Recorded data
## begin

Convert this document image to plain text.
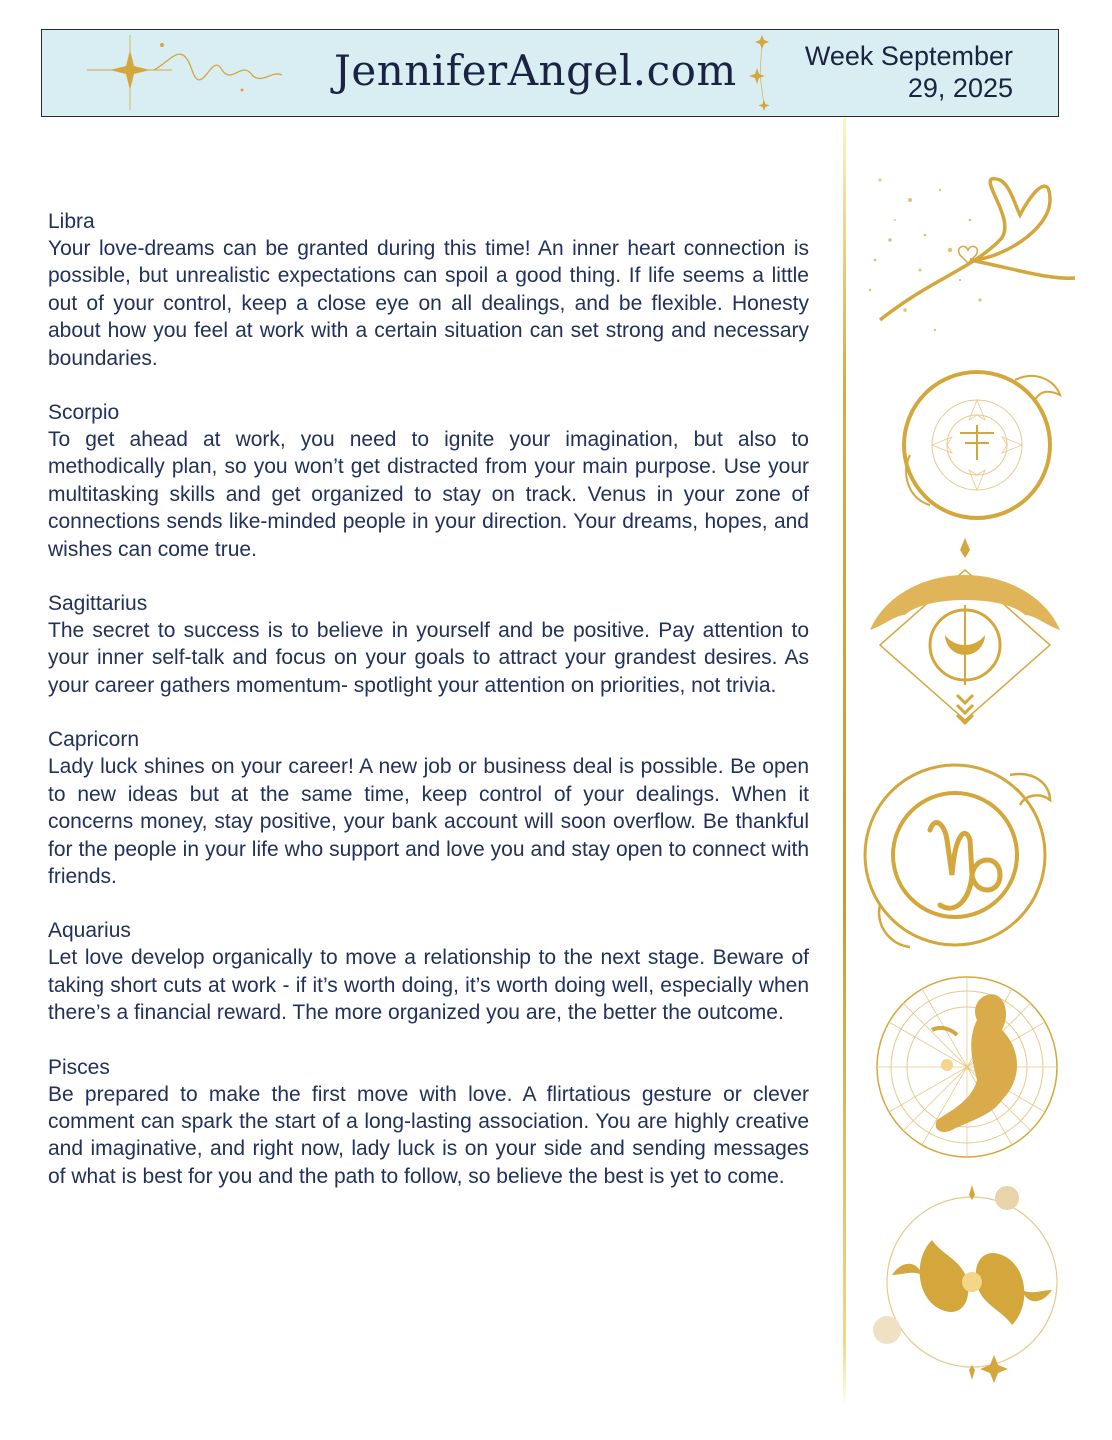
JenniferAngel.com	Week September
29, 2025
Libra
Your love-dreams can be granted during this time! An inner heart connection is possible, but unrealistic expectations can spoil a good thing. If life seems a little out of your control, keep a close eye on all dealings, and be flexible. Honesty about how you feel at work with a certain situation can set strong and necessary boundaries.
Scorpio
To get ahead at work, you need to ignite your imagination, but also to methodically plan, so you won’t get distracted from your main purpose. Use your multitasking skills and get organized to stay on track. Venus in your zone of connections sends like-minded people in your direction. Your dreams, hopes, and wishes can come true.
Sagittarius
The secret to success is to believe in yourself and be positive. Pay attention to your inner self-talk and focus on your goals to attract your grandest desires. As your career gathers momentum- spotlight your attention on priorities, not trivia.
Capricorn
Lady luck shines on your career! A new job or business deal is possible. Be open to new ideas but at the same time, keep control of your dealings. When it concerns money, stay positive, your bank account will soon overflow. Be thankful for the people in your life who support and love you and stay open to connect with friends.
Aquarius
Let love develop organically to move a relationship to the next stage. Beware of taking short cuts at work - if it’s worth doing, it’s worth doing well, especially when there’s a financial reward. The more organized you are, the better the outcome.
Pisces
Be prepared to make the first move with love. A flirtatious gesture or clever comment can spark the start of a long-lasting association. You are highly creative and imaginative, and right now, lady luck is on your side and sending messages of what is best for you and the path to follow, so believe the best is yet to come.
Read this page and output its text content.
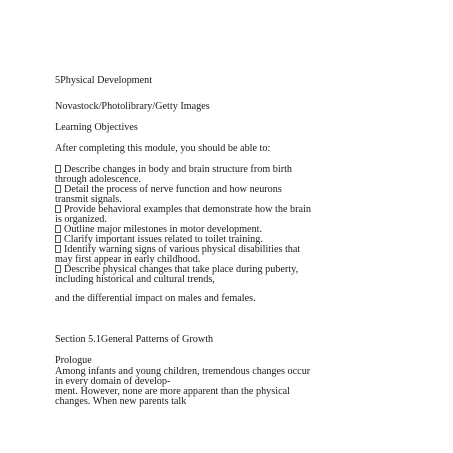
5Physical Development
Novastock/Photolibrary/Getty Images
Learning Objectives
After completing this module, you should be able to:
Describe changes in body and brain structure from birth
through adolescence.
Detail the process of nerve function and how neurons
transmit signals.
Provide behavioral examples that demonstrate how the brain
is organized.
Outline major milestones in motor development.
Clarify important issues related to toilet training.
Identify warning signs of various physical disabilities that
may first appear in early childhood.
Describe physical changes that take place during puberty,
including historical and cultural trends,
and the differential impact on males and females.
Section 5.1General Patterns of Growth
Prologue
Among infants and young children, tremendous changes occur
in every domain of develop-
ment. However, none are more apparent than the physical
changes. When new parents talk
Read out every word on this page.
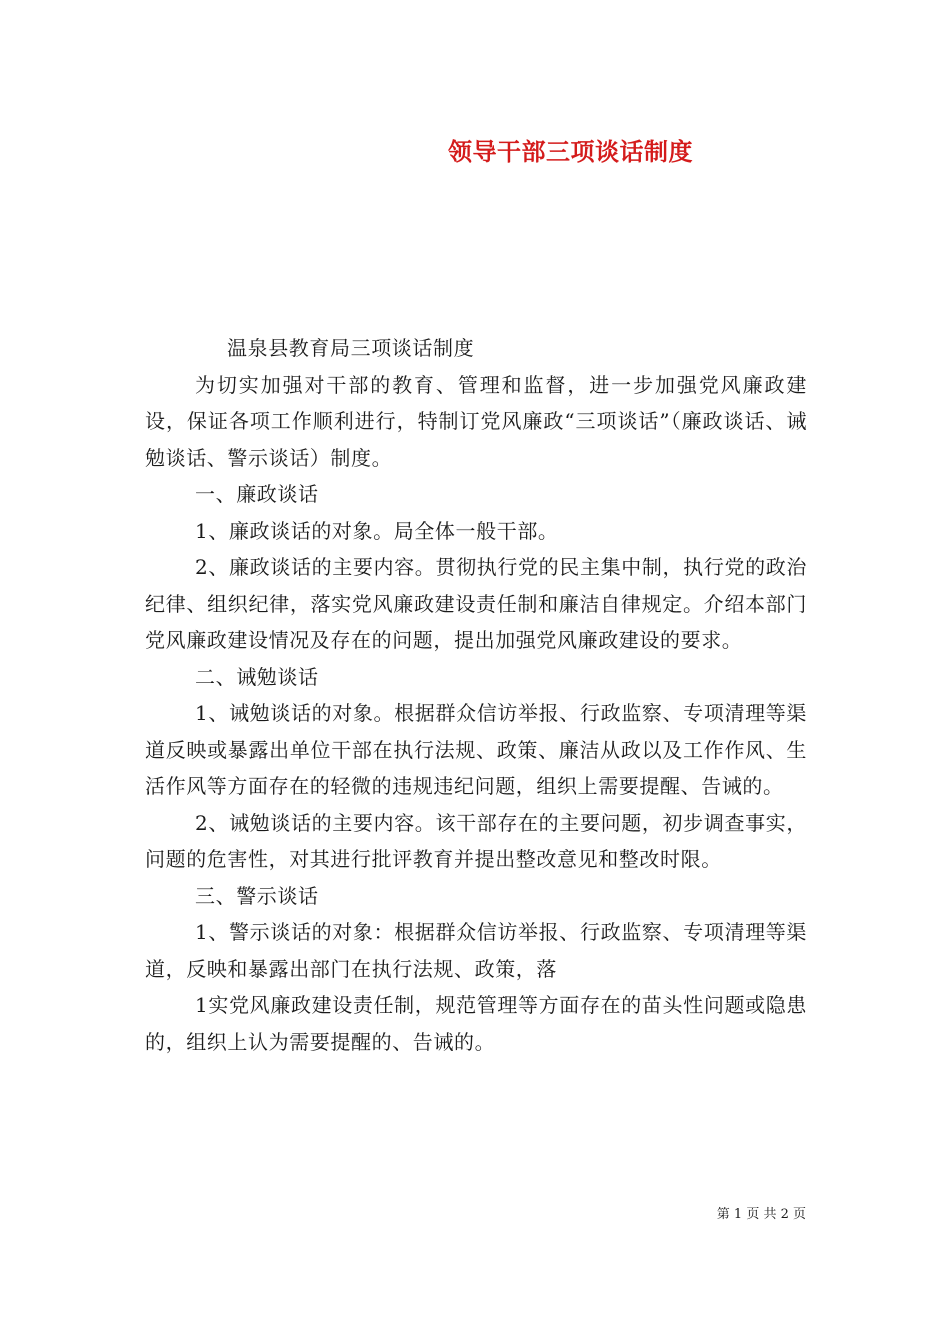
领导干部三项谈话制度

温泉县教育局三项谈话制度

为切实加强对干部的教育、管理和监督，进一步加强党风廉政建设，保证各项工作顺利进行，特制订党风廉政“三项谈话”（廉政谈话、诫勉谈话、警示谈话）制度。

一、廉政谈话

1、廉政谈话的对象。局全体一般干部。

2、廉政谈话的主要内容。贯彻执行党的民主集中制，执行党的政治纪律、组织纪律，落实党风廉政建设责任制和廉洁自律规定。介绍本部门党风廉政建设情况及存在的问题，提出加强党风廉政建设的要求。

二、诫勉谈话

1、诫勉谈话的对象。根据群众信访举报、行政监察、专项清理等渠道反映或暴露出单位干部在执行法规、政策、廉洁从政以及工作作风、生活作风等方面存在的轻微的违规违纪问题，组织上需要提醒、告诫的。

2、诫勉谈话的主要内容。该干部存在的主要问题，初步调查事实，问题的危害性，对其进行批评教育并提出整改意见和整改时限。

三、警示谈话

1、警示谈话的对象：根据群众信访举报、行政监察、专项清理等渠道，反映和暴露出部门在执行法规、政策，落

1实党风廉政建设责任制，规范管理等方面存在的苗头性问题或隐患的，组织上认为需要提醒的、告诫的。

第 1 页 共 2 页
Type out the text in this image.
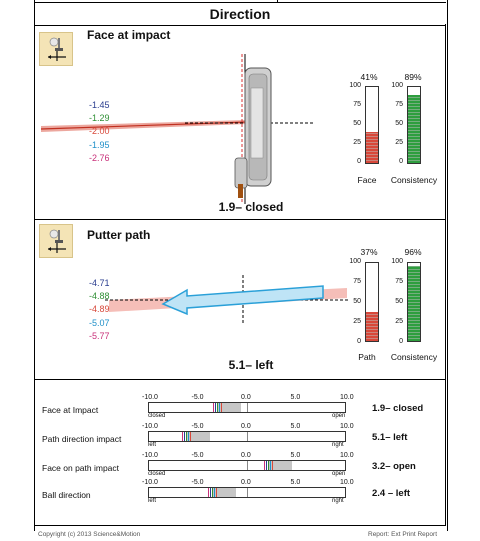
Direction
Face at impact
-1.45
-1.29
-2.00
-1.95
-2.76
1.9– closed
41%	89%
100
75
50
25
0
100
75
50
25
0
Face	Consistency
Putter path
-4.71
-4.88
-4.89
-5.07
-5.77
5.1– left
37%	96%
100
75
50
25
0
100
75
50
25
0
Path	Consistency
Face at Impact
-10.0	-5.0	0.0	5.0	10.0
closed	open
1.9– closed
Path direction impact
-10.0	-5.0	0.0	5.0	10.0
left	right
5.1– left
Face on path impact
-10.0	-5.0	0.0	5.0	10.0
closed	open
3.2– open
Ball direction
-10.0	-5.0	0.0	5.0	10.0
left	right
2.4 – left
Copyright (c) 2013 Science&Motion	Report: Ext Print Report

## end

* [STATED TASK]
Filter the entries down to the lines with the word "more" in them.

* [EXERCISE RESULT]
Let love develop organically to move a relationship to the next stage. Beware of taking short cuts at work - if it’s worth doing, it’s worth doing well, especially when there’s a financial reward. The more organized you are, the better the outcome.
ment. However, none are more apparent than the physical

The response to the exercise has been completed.